» To do
Rename "x-tick-label" to "x-axis-label" in the rows from the very first line through the line holding "x-tick-label: 24 сен", inclusive. Return only those lines, otherwise unchanged.

::: Information given :::

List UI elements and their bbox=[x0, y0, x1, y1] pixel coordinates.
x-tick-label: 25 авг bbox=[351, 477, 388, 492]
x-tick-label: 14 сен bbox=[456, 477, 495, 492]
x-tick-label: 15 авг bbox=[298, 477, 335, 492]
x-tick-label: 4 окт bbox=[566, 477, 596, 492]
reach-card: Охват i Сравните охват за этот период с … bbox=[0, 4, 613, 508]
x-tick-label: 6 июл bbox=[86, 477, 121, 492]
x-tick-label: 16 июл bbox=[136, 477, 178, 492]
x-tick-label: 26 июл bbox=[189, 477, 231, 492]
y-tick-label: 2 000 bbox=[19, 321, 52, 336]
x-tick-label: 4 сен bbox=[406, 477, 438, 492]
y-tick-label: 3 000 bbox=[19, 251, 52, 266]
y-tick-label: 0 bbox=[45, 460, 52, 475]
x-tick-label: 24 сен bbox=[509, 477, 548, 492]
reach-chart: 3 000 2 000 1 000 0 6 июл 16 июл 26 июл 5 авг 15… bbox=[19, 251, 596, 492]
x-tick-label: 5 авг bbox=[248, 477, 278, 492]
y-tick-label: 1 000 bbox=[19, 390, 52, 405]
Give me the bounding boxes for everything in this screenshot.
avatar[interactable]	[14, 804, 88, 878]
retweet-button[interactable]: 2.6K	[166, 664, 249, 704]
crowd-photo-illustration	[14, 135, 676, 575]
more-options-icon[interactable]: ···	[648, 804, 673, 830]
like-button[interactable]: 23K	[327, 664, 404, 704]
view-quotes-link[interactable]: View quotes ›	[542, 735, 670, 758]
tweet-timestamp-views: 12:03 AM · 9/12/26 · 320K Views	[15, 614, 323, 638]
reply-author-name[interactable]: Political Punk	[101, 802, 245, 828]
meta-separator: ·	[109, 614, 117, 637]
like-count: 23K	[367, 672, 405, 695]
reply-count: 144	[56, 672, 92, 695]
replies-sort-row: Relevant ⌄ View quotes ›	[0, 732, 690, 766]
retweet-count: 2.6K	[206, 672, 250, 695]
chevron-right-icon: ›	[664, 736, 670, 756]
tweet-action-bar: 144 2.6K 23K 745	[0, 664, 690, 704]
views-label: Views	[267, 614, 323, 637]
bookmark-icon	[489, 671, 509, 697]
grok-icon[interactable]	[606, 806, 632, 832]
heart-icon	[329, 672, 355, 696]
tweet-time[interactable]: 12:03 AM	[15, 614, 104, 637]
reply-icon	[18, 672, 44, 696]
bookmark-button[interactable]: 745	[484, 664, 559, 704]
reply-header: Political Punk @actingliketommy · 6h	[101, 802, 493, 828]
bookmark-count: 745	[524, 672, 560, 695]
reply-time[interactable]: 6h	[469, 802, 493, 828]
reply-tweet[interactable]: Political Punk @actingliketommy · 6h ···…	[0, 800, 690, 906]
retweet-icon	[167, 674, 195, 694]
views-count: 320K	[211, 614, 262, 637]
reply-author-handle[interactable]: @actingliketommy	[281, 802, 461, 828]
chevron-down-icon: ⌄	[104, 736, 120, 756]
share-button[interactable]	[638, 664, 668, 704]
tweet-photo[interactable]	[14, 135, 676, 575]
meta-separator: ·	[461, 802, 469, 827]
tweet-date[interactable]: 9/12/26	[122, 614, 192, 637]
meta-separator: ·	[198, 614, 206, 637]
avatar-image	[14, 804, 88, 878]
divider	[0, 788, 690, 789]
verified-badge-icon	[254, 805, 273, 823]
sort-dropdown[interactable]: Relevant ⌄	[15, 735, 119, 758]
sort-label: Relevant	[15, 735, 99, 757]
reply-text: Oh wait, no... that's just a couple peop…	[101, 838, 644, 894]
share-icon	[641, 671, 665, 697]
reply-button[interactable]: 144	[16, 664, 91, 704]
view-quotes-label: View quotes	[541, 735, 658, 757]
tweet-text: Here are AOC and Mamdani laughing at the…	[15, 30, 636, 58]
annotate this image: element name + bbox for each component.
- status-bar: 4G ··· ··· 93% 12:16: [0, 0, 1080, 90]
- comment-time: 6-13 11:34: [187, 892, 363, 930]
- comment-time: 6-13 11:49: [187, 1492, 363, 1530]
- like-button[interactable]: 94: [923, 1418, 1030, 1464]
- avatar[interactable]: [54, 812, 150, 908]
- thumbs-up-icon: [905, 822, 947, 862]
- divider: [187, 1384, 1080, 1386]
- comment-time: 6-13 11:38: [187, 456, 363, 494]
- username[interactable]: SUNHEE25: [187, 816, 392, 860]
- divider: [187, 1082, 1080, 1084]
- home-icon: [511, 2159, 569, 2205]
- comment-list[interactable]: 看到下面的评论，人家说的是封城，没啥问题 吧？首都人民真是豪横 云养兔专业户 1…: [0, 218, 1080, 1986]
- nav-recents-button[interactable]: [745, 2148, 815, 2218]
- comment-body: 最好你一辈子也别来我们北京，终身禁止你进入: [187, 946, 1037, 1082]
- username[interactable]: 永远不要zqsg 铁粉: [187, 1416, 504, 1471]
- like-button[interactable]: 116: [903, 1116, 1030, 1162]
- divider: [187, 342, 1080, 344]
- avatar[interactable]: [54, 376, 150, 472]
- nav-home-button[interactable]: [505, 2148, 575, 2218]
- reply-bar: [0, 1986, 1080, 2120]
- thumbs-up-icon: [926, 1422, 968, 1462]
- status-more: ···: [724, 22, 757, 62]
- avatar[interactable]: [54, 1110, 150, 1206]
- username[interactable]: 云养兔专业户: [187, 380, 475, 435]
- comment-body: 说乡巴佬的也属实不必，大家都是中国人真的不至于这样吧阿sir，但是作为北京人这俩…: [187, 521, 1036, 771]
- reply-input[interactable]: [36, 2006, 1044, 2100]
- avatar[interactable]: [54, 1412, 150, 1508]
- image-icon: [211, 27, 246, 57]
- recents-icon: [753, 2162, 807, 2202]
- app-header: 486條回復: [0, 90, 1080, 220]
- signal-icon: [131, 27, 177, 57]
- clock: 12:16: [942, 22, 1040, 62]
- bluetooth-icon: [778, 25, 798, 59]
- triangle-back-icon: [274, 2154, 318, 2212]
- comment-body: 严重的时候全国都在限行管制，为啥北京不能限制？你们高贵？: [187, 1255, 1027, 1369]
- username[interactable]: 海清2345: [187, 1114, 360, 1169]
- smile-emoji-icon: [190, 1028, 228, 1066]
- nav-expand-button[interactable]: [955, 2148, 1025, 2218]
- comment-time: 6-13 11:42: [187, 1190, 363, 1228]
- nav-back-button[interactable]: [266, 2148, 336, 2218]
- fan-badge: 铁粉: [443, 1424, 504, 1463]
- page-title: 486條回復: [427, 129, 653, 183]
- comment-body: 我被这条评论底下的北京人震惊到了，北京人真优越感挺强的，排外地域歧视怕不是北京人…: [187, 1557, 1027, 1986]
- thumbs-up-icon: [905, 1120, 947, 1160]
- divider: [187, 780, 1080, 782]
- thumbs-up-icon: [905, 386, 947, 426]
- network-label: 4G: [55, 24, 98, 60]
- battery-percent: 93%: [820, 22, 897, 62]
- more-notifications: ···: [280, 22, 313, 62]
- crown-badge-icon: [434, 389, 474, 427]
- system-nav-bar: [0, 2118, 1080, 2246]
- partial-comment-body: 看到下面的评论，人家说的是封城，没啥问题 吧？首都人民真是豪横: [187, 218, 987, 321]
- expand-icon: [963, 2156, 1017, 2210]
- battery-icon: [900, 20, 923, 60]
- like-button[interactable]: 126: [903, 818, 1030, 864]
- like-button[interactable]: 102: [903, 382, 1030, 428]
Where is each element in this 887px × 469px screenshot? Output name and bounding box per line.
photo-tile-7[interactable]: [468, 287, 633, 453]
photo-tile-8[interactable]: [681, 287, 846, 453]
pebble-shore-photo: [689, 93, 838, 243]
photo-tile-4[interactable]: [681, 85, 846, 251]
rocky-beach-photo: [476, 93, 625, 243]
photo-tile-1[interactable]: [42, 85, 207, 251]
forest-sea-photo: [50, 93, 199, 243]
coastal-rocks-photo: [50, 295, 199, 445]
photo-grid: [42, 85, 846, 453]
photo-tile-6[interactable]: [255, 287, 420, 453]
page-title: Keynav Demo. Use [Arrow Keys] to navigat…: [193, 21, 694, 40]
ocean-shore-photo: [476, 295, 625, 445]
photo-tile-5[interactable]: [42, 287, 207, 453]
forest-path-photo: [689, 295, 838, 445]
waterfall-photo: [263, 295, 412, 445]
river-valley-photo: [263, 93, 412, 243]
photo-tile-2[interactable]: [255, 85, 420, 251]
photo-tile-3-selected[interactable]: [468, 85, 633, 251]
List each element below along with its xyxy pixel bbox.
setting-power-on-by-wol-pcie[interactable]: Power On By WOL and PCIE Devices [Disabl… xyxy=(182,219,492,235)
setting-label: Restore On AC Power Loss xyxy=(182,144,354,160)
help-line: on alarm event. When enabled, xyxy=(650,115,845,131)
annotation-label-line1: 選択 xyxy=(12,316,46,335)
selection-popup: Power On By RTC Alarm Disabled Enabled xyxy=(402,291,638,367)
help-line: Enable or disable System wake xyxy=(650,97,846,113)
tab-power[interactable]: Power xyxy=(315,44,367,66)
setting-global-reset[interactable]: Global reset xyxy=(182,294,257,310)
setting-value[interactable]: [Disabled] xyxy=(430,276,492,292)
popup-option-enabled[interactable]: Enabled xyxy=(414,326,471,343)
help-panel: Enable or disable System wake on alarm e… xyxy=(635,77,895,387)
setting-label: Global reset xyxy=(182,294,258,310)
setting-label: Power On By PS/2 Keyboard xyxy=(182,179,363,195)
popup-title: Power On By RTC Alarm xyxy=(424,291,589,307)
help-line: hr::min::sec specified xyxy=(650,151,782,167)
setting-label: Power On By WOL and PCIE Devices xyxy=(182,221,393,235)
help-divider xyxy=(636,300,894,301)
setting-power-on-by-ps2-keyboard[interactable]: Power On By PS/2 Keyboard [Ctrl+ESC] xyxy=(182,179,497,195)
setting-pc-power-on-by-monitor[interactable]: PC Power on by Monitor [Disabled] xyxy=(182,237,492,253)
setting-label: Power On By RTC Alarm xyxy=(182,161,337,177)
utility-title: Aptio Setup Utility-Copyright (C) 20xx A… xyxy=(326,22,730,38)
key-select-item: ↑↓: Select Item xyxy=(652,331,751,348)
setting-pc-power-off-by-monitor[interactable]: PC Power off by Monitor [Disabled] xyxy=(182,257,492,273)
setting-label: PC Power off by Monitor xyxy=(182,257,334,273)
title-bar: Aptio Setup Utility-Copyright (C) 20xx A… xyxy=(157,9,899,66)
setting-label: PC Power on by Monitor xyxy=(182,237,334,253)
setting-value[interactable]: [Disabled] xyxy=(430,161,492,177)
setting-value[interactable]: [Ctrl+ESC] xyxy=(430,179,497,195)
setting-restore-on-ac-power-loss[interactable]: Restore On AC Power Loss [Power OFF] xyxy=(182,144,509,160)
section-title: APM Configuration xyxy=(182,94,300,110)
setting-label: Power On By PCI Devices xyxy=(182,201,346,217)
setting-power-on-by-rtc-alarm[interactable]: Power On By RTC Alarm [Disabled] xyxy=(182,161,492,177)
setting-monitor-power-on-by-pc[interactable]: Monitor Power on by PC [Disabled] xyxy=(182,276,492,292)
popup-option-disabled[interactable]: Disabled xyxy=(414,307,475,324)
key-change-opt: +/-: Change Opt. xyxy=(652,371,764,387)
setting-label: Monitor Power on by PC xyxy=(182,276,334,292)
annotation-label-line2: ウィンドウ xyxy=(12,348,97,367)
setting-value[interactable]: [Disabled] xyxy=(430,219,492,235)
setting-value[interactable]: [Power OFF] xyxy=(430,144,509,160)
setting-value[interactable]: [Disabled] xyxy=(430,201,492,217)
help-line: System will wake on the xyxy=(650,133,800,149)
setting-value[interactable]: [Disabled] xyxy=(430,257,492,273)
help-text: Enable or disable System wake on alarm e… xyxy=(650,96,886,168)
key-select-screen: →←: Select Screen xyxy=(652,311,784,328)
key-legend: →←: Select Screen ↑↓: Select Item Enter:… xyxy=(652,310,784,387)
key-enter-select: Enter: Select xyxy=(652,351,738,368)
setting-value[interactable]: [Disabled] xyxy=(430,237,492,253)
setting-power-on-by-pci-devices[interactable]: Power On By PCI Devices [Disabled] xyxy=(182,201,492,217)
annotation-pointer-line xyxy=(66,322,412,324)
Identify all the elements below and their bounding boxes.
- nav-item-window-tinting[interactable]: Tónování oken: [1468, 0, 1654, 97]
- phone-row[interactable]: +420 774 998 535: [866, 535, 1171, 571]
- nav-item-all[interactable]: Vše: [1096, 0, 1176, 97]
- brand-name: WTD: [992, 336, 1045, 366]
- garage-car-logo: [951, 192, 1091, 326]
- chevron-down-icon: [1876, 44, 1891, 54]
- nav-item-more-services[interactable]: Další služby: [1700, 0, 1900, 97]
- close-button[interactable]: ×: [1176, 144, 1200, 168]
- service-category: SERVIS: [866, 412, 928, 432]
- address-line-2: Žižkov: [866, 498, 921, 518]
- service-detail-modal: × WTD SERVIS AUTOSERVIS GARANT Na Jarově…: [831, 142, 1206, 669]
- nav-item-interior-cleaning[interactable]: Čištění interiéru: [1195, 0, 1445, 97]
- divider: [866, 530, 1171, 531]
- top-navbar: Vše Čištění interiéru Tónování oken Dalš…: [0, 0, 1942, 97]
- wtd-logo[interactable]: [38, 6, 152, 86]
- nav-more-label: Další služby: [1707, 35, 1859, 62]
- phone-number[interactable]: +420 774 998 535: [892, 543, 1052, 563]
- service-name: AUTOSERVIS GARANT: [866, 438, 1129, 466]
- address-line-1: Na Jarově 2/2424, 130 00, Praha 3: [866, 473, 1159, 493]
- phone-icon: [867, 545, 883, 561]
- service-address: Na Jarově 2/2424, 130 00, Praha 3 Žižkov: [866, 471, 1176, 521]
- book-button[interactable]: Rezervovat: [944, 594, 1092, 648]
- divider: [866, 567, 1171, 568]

:::

» Final answer
List UI elements and their bbox=[x0, y0, x1, y1] pixel coordinates.
x-axis-label: 25 авг bbox=[351, 477, 388, 492]
x-axis-label: 14 сен bbox=[456, 477, 495, 492]
x-axis-label: 15 авг bbox=[298, 477, 335, 492]
x-axis-label: 4 окт bbox=[566, 477, 596, 492]
reach-card: Охват i Сравните охват за этот период с … bbox=[0, 4, 613, 508]
x-axis-label: 6 июл bbox=[86, 477, 121, 492]
x-axis-label: 16 июл bbox=[136, 477, 178, 492]
x-axis-label: 26 июл bbox=[189, 477, 231, 492]
y-tick-label: 2 000 bbox=[19, 321, 52, 336]
x-axis-label: 4 сен bbox=[406, 477, 438, 492]
y-tick-label: 3 000 bbox=[19, 251, 52, 266]
y-tick-label: 0 bbox=[45, 460, 52, 475]
x-axis-label: 24 сен bbox=[509, 477, 548, 492]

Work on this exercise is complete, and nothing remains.